━━ MATERIAL ━━
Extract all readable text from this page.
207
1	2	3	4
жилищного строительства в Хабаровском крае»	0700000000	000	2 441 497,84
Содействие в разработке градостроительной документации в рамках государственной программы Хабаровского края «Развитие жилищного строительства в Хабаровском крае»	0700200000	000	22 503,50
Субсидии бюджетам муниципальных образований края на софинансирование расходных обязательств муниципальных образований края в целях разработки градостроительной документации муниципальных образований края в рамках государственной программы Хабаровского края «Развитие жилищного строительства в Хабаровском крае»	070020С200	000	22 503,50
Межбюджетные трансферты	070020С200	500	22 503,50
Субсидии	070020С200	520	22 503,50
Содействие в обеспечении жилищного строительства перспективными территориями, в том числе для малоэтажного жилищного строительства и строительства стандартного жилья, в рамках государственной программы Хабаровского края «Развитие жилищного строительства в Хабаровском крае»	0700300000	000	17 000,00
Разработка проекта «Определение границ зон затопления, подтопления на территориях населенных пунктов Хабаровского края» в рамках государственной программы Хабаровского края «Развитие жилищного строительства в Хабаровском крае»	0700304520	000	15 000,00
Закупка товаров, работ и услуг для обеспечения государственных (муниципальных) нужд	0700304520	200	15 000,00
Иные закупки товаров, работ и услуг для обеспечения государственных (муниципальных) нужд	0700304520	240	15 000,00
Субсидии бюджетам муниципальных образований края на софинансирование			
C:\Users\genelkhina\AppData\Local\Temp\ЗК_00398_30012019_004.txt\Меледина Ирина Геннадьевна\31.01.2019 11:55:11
━━━
▶ _PROBLEM STATEMENT_:
From the first line to the last, please quote the material above exactly.

▶ _SOLUTION FOR THIS PROBLEM_:
Extract all readable text from this page.
207
1	2	3	4
жилищного строительства в Хабаровском крае»	0700000000	000	2 441 497,84
Содействие в разработке градостроительной документации в рамках государственной программы Хабаровского края «Развитие жилищного строительства в Хабаровском крае»	0700200000	000	22 503,50
Субсидии бюджетам муниципальных образований края на софинансирование расходных обязательств муниципальных образований края в целях разработки градостроительной документации муниципальных образований края в рамках государственной программы Хабаровского края «Развитие жилищного строительства в Хабаровском крае»	070020С200	000	22 503,50
Межбюджетные трансферты	070020С200	500	22 503,50
Субсидии	070020С200	520	22 503,50
Содействие в обеспечении жилищного строительства перспективными территориями, в том числе для малоэтажного жилищного строительства и строительства стандартного жилья, в рамках государственной программы Хабаровского края «Развитие жилищного строительства в Хабаровском крае»	0700300000	000	17 000,00
Разработка проекта «Определение границ зон затопления, подтопления на территориях населенных пунктов Хабаровского края» в рамках государственной программы Хабаровского края «Развитие жилищного строительства в Хабаровском крае»	0700304520	000	15 000,00
Закупка товаров, работ и услуг для обеспечения государственных (муниципальных) нужд	0700304520	200	15 000,00
Иные закупки товаров, работ и услуг для обеспечения государственных (муниципальных) нужд	0700304520	240	15 000,00
Субсидии бюджетам муниципальных образований края на софинансирование			
C:\Users\genelkhina\AppData\Local\Temp\ЗК_00398_30012019_004.txt\Меледина Ирина Геннадьевна\31.01.2019 11:55:11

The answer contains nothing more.